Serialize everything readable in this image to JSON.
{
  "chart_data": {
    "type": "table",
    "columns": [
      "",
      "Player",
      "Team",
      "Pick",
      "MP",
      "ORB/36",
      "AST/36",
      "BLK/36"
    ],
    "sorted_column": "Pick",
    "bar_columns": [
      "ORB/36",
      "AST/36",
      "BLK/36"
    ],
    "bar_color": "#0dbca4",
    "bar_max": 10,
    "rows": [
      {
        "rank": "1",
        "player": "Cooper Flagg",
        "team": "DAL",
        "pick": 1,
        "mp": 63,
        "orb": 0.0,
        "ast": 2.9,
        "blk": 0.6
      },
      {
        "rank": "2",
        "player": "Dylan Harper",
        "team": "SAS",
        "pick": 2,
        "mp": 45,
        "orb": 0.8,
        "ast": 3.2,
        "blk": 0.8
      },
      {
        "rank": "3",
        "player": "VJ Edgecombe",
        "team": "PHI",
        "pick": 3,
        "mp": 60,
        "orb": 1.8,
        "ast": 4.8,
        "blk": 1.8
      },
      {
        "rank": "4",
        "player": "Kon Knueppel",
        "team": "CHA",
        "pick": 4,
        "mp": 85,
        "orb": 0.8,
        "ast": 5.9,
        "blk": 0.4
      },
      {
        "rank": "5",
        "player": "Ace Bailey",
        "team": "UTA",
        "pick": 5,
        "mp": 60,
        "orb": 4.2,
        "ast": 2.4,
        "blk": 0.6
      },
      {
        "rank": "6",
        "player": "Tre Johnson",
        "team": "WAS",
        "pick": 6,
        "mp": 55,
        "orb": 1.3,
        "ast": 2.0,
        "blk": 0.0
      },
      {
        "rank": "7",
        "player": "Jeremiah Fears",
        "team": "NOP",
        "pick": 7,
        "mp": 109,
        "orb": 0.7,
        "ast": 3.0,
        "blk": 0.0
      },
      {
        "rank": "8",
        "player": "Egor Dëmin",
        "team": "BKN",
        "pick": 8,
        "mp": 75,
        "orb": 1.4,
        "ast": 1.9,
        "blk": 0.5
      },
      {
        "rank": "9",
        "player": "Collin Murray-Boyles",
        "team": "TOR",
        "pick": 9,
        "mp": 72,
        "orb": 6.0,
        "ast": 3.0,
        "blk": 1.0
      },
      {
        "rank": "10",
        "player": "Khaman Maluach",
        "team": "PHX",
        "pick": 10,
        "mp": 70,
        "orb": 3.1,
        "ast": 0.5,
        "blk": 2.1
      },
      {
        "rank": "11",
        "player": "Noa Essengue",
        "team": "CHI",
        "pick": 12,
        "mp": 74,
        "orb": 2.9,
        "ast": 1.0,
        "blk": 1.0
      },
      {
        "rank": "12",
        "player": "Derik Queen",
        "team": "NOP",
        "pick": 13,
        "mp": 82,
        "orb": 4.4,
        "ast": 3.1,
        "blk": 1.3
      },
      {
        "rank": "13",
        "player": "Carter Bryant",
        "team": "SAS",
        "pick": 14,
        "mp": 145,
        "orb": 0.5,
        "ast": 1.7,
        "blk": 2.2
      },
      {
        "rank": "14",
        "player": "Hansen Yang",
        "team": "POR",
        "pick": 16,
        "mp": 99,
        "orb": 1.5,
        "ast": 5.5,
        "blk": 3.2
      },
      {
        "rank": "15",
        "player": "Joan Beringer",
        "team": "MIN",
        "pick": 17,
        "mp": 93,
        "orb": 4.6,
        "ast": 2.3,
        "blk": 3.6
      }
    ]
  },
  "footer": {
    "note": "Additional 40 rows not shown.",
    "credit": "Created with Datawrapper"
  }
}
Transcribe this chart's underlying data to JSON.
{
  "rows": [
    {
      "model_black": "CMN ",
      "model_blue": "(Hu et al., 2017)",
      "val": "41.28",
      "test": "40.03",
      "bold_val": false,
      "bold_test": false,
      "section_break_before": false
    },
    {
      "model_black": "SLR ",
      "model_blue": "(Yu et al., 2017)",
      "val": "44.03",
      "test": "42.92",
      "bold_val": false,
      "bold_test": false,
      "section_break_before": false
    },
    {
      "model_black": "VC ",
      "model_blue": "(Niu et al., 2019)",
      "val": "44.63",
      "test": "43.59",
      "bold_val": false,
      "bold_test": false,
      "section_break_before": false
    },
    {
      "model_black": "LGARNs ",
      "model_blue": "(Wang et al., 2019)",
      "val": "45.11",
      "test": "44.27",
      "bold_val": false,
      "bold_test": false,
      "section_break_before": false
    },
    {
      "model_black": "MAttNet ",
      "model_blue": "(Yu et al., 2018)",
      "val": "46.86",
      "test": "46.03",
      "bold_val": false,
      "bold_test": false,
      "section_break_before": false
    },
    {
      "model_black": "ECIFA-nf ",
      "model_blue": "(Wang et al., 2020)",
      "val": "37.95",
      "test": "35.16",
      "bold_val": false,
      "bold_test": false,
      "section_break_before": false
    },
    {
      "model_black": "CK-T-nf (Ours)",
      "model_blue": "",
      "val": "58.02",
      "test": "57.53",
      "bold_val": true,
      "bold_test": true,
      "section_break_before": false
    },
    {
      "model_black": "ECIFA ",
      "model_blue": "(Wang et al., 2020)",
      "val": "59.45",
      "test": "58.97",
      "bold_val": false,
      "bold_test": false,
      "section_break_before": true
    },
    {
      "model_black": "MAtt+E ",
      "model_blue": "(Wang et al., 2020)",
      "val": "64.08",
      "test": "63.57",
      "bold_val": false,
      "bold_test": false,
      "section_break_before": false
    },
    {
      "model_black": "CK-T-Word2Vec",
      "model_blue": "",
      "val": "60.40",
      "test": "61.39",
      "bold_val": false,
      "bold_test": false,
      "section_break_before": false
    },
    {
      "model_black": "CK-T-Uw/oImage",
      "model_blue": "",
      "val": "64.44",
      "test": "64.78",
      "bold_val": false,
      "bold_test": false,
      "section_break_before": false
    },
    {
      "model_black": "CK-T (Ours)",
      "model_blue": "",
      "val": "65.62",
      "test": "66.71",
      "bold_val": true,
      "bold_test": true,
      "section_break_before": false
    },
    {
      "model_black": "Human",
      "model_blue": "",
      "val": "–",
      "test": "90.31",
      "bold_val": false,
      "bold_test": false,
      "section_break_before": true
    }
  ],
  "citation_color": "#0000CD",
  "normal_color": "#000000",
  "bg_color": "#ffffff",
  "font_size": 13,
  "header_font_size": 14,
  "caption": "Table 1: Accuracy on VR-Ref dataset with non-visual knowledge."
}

┄┄┄┄┄┄┄┄┄┄

■ TASK: Pull out and copy each line containing the string "with".

■ WRITTEN RESPONSE:
    "credit": "Created with Datawrapper"
  "caption": "Table 1: Accuracy on VR-Ref dataset with non-visual knowledge."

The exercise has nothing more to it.